### Task to complete:
Pull out every line in the data that has the string "werden" in it.

### Task inputs:
>> START
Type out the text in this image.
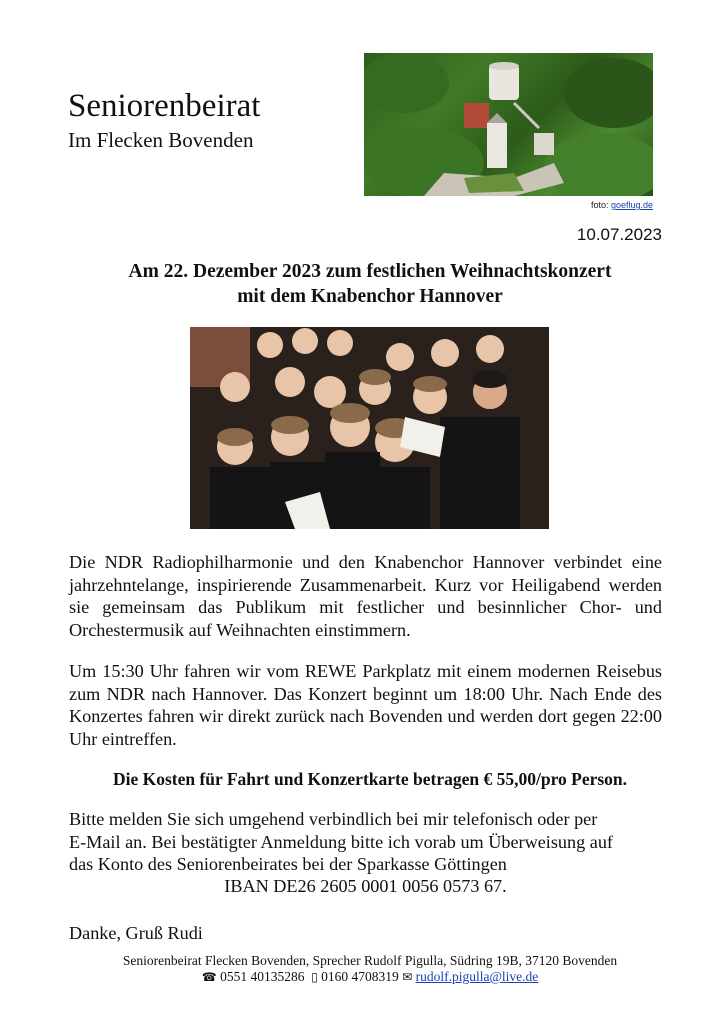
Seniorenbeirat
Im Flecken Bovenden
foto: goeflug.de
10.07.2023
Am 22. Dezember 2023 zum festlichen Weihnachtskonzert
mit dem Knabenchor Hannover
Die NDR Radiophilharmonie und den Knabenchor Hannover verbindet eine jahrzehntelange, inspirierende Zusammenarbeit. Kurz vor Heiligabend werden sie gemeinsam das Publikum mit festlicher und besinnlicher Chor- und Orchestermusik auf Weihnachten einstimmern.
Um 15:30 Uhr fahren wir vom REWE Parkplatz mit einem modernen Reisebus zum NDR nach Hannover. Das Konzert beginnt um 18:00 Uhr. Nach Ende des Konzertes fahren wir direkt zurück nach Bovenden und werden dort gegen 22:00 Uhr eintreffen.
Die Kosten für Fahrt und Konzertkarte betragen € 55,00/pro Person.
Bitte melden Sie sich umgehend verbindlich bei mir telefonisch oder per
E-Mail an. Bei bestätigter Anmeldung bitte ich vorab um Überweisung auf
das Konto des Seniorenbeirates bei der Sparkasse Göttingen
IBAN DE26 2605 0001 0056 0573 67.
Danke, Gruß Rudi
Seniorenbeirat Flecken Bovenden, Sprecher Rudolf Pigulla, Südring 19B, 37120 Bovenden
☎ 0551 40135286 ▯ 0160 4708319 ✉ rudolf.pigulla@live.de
>> END
### Result:
Die NDR Radiophilharmonie und den Knabenchor Hannover verbindet eine jahrzehntelange, inspirierende Zusammenarbeit. Kurz vor Heiligabend werden sie gemeinsam das Publikum mit festlicher und besinnlicher Chor- und Orchestermusik auf Weihnachten einstimmern.
Um 15:30 Uhr fahren wir vom REWE Parkplatz mit einem modernen Reisebus zum NDR nach Hannover. Das Konzert beginnt um 18:00 Uhr. Nach Ende des Konzertes fahren wir direkt zurück nach Bovenden und werden dort gegen 22:00 Uhr eintreffen.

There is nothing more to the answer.